(Collected data)
* * * * * * *
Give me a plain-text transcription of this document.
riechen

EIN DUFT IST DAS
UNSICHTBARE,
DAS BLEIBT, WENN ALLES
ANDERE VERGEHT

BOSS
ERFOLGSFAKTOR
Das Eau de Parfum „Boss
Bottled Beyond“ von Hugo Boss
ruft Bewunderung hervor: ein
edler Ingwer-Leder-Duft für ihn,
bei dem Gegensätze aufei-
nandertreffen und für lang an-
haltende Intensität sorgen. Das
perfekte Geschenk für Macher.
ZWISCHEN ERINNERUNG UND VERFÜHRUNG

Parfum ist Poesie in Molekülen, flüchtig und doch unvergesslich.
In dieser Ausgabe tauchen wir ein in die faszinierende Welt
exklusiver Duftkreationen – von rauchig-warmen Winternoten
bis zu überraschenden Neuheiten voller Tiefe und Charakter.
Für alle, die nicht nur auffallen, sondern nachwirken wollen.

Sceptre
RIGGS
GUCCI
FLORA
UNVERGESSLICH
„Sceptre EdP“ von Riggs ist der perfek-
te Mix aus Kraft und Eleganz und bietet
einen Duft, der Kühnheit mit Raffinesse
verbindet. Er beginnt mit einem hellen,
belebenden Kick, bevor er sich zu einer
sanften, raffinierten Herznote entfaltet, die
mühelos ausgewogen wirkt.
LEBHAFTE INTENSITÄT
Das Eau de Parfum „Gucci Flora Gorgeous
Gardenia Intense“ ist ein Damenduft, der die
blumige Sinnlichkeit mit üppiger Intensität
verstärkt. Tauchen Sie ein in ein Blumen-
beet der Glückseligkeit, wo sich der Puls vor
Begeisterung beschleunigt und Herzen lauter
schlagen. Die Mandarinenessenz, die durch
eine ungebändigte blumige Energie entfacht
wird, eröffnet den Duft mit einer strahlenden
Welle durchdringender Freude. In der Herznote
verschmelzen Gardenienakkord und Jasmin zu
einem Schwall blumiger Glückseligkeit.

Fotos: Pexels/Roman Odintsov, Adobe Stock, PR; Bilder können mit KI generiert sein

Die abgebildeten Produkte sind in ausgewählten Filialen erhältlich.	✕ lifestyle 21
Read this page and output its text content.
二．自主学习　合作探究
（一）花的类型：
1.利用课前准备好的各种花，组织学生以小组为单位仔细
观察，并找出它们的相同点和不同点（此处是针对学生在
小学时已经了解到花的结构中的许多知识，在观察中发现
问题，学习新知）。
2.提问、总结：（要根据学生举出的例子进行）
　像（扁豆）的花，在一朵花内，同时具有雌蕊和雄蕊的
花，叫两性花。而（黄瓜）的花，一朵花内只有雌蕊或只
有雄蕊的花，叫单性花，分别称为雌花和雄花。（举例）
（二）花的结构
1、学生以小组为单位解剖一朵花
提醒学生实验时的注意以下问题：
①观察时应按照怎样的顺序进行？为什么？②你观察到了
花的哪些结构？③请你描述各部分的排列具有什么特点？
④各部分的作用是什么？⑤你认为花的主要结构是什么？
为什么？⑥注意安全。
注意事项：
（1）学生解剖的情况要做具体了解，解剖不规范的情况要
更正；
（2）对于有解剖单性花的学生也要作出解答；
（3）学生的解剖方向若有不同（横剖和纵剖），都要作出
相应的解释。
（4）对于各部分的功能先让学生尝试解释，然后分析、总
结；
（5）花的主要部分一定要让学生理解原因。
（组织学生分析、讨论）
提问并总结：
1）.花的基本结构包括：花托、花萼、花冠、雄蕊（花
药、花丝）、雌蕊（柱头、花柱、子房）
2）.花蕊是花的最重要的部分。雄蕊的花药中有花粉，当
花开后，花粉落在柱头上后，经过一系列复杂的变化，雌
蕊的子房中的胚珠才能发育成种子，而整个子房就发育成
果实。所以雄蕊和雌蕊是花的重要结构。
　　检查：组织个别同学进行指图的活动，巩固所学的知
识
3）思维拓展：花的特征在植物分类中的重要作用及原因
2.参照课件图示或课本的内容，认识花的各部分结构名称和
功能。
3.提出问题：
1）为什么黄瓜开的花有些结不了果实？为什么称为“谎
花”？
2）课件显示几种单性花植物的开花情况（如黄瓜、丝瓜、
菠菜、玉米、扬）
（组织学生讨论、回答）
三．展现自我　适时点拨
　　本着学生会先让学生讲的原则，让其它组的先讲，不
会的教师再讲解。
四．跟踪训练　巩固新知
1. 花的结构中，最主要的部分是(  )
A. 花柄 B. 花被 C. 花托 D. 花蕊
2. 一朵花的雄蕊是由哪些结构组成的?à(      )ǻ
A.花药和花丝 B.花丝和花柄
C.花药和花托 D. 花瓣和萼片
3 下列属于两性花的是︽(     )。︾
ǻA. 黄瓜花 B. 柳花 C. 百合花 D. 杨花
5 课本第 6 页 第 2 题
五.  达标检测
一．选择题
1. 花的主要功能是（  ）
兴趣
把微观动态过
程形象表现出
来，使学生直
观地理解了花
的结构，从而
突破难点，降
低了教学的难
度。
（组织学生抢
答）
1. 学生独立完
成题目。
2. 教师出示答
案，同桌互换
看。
* * * * * * *
#### [Objective]
Pick every line with "Glückseligkeit" in it and copy it.

#### [Full answer]
beet der Glückseligkeit, wo sich der Puls vor
einem Schwall blumiger Glückseligkeit.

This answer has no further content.